### What is required
Reproduce all the lines exactly as they stand, apart from the pictures.

## START Data to use

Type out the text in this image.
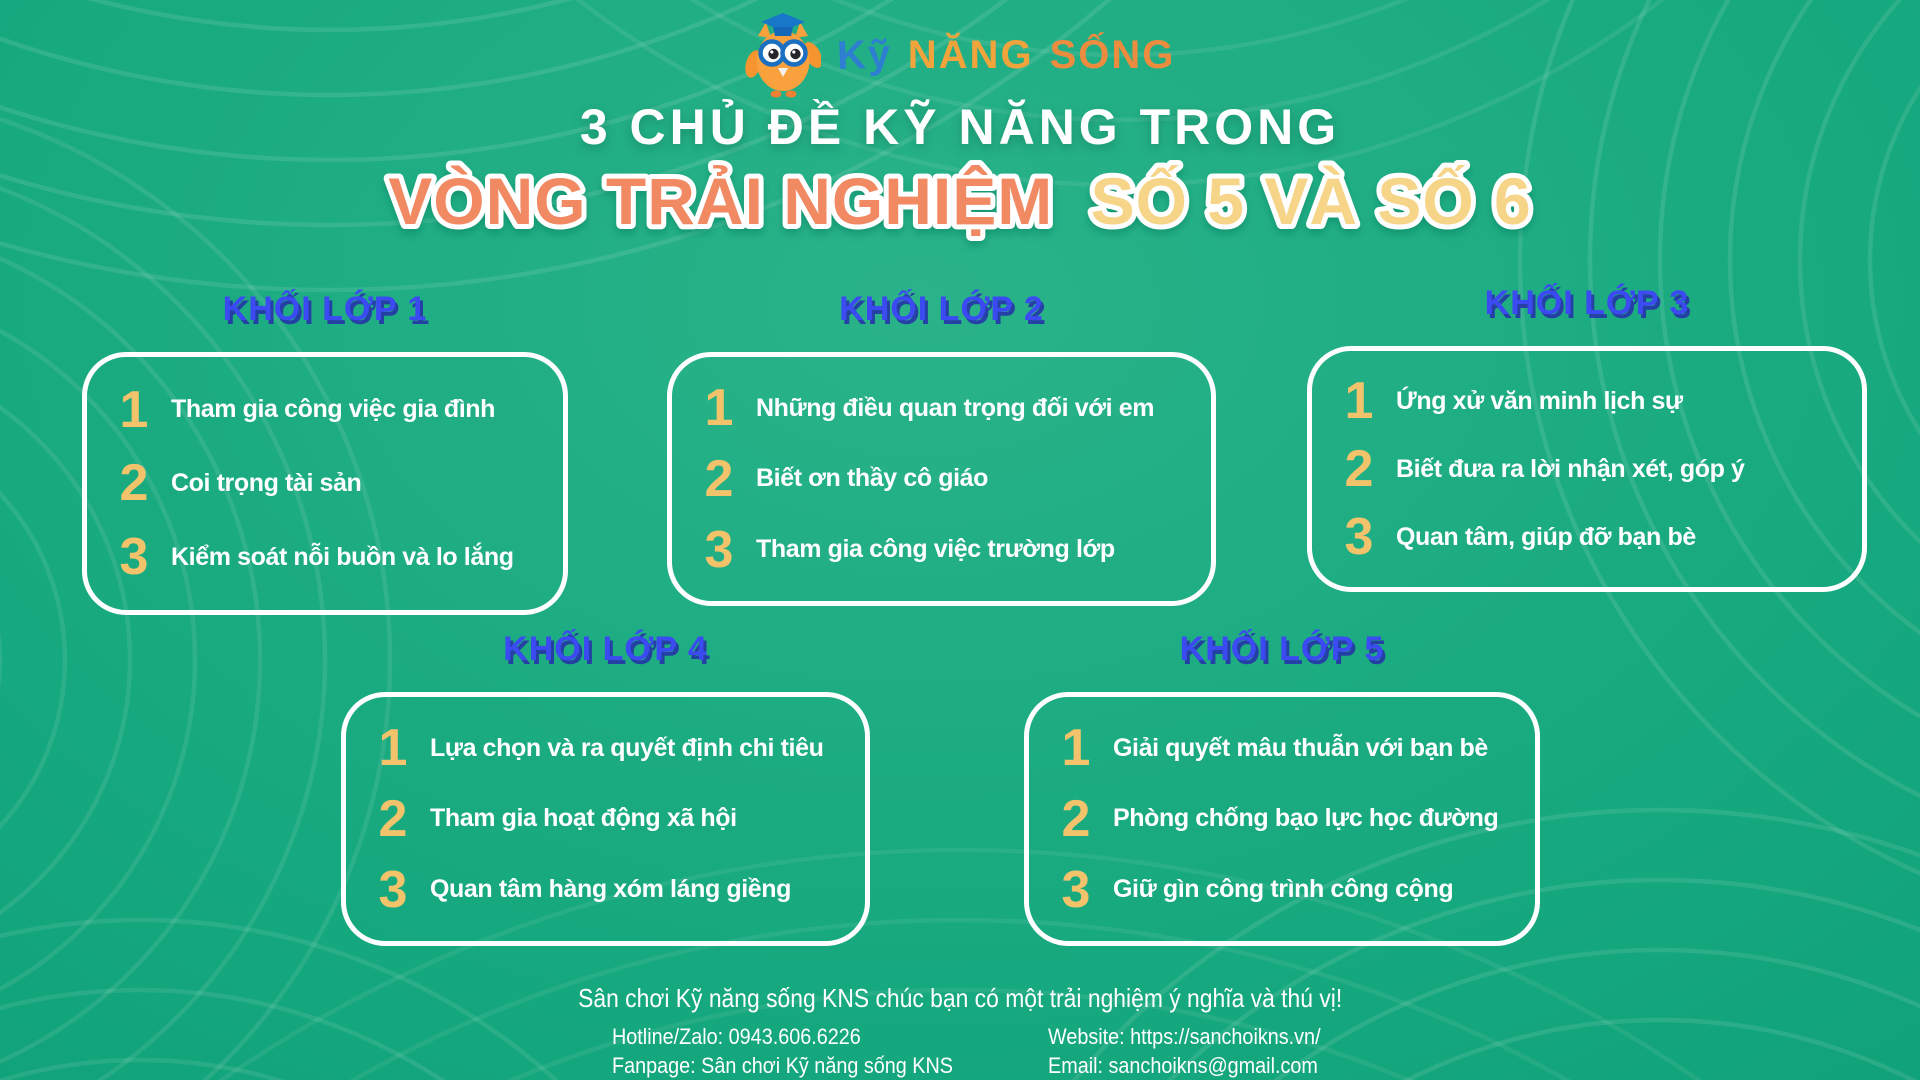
Kỹ NĂNG SỐNG
3 CHỦ ĐỀ KỸ NĂNG TRONG
VÒNG TRẢI NGHIỆM SỐ 5 VÀ SỐ 6
KHỐI LỚP 1
1 Tham gia công việc gia đình
2 Coi trọng tài sản
3 Kiểm soát nỗi buồn và lo lắng
KHỐI LỚP 2
1 Những điều quan trọng đối với em
2 Biết ơn thầy cô giáo
3 Tham gia công việc trường lớp
KHỐI LỚP 3
1 Ứng xử văn minh lịch sự
2 Biết đưa ra lời nhận xét, góp ý
3 Quan tâm, giúp đỡ bạn bè
KHỐI LỚP 4
1 Lựa chọn và ra quyết định chi tiêu
2 Tham gia hoạt động xã hội
3 Quan tâm hàng xóm láng giềng
KHỐI LỚP 5
1 Giải quyết mâu thuẫn với bạn bè
2 Phòng chống bạo lực học đường
3 Giữ gìn công trình công cộng

Sân chơi Kỹ năng sống KNS chúc bạn có một trải nghiệm ý nghĩa và thú vị!

Hotline/Zalo: 0943.606.6226

Fanpage: Sân chơi Kỹ năng sống KNS

Website: https://sanchoikns.vn/

Email: sanchoikns@gmail.com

## END Data to use

### Solution to the exercise
Type out the text in this image.
Kỹ NĂNG SỐNG
3 CHỦ ĐỀ KỸ NĂNG TRONG
VÒNG TRẢI NGHIỆM SỐ 5 VÀ SỐ 6
KHỐI LỚP 1
1 Tham gia công việc gia đình
2 Coi trọng tài sản
3 Kiểm soát nỗi buồn và lo lắng
KHỐI LỚP 2
1 Những điều quan trọng đối với em
2 Biết ơn thầy cô giáo
3 Tham gia công việc trường lớp
KHỐI LỚP 3
1 Ứng xử văn minh lịch sự
2 Biết đưa ra lời nhận xét, góp ý
3 Quan tâm, giúp đỡ bạn bè
KHỐI LỚP 4
1 Lựa chọn và ra quyết định chi tiêu
2 Tham gia hoạt động xã hội
3 Quan tâm hàng xóm láng giềng
KHỐI LỚP 5
1 Giải quyết mâu thuẫn với bạn bè
2 Phòng chống bạo lực học đường
3 Giữ gìn công trình công cộng

Sân chơi Kỹ năng sống KNS chúc bạn có một trải nghiệm ý nghĩa và thú vị!

Hotline/Zalo: 0943.606.6226

Fanpage: Sân chơi Kỹ năng sống KNS

Website: https://sanchoikns.vn/

Email: sanchoikns@gmail.com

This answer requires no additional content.